Dataset items:
::::::::::

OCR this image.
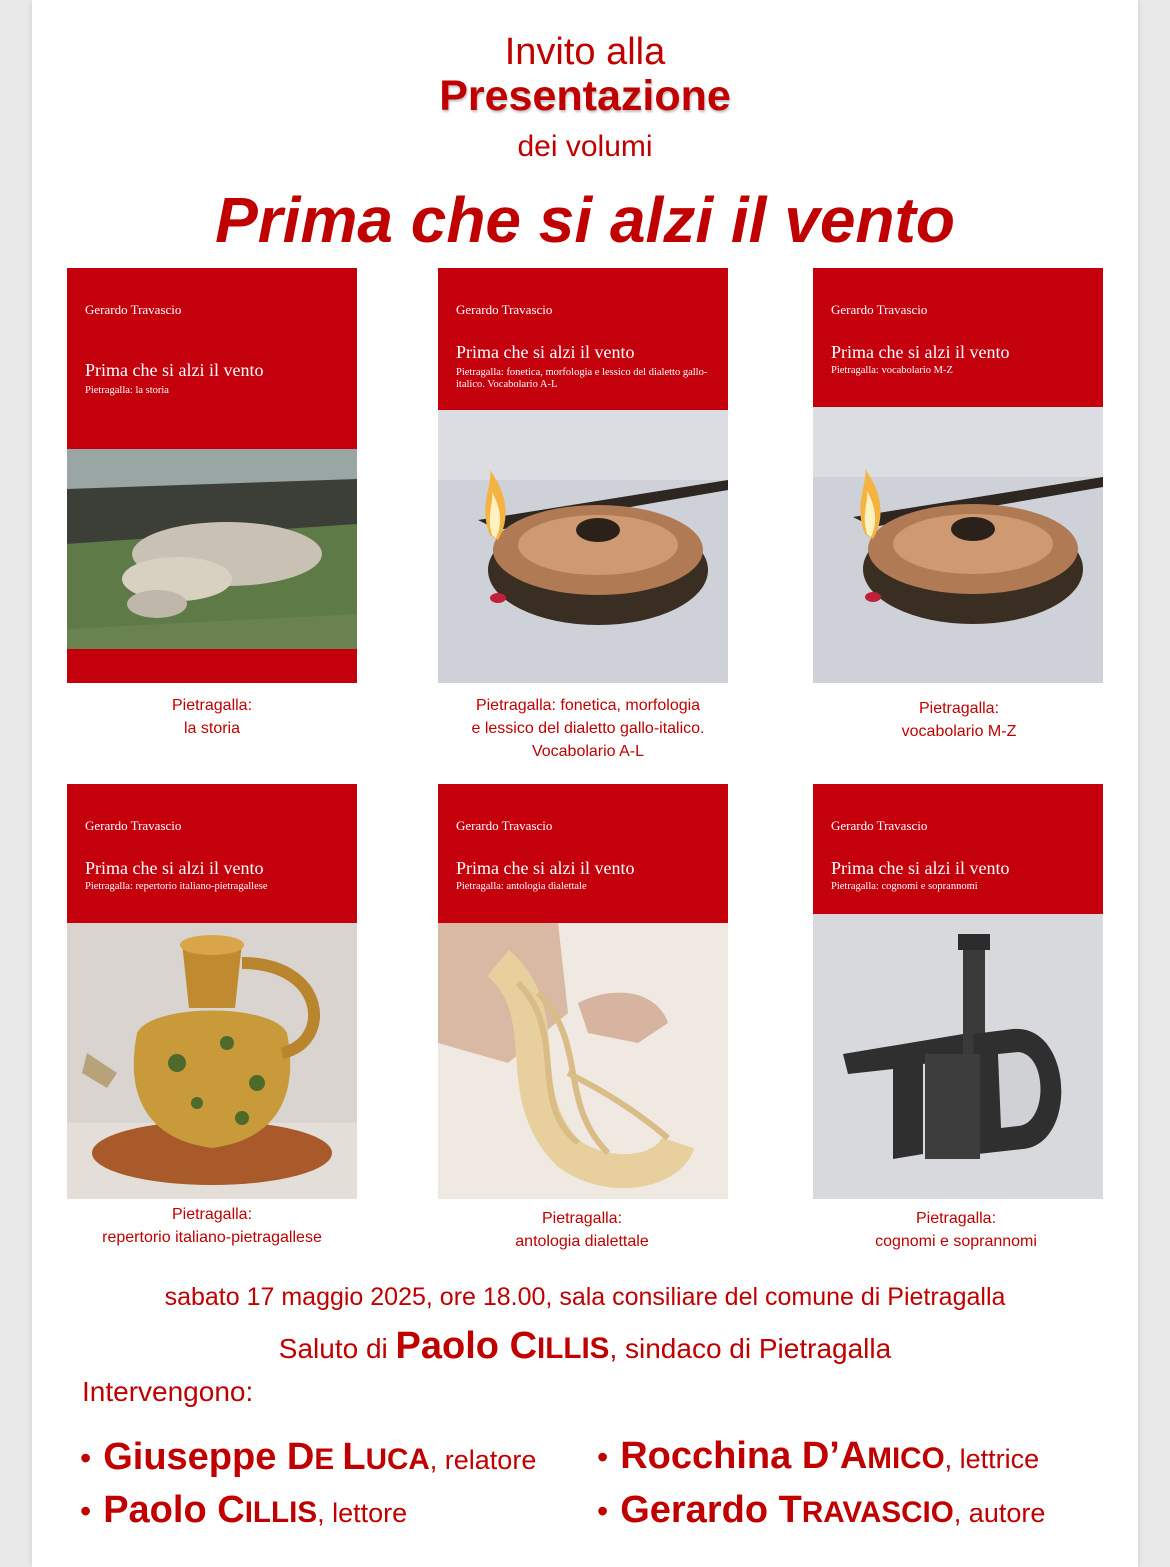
Invito alla
Presentazione
dei volumi
Prima che si alzi il vento
Gerardo Travascio
Prima che si alzi il vento
Pietragalla: la storia
Gerardo Travascio
Prima che si alzi il vento
Pietragalla: fonetica, morfologia e lessico del dialetto gallo-italico. Vocabolario A-L
Gerardo Travascio
Prima che si alzi il vento
Pietragalla: vocabolario M-Z
Pietragalla:
la storia
Pietragalla: fonetica, morfologia
e lessico del dialetto gallo-italico.
Vocabolario A-L
Pietragalla:
vocabolario M-Z
Gerardo Travascio
Prima che si alzi il vento
Pietragalla: repertorio italiano-pietragallese
Gerardo Travascio
Prima che si alzi il vento
Pietragalla: antologia dialettale
Gerardo Travascio
Prima che si alzi il vento
Pietragalla: cognomi e soprannomi
Pietragalla:
repertorio italiano-pietragallese
Pietragalla:
antologia dialettale
Pietragalla:
cognomi e soprannomi
sabato 17 maggio 2025, ore 18.00, sala consiliare del comune di Pietragalla
Saluto di Paolo CILLIS, sindaco di Pietragalla
Intervengono:
• Giuseppe DE LUCA, relatore
• Paolo CILLIS, lettore
• Rocchina D’AMICO, lettrice
• Gerardo TRAVASCIO, autore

::::::::::

### [Exercise requirements]
Every record above should come back exactly, but without its pictures.

### [Reply to the task]
OCR this image.
Invito alla
Presentazione
dei volumi
Prima che si alzi il vento
Gerardo Travascio
Prima che si alzi il vento
Pietragalla: la storia
Gerardo Travascio
Prima che si alzi il vento
Pietragalla: fonetica, morfologia e lessico del dialetto gallo-italico. Vocabolario A-L
Gerardo Travascio
Prima che si alzi il vento
Pietragalla: vocabolario M-Z
Pietragalla:
la storia
Pietragalla: fonetica, morfologia
e lessico del dialetto gallo-italico.
Vocabolario A-L
Pietragalla:
vocabolario M-Z
Gerardo Travascio
Prima che si alzi il vento
Pietragalla: repertorio italiano-pietragallese
Gerardo Travascio
Prima che si alzi il vento
Pietragalla: antologia dialettale
Gerardo Travascio
Prima che si alzi il vento
Pietragalla: cognomi e soprannomi
Pietragalla:
repertorio italiano-pietragallese
Pietragalla:
antologia dialettale
Pietragalla:
cognomi e soprannomi
sabato 17 maggio 2025, ore 18.00, sala consiliare del comune di Pietragalla
Saluto di Paolo CILLIS, sindaco di Pietragalla
Intervengono:
• Giuseppe DE LUCA, relatore
• Paolo CILLIS, lettore
• Rocchina D’AMICO, lettrice
• Gerardo TRAVASCIO, autore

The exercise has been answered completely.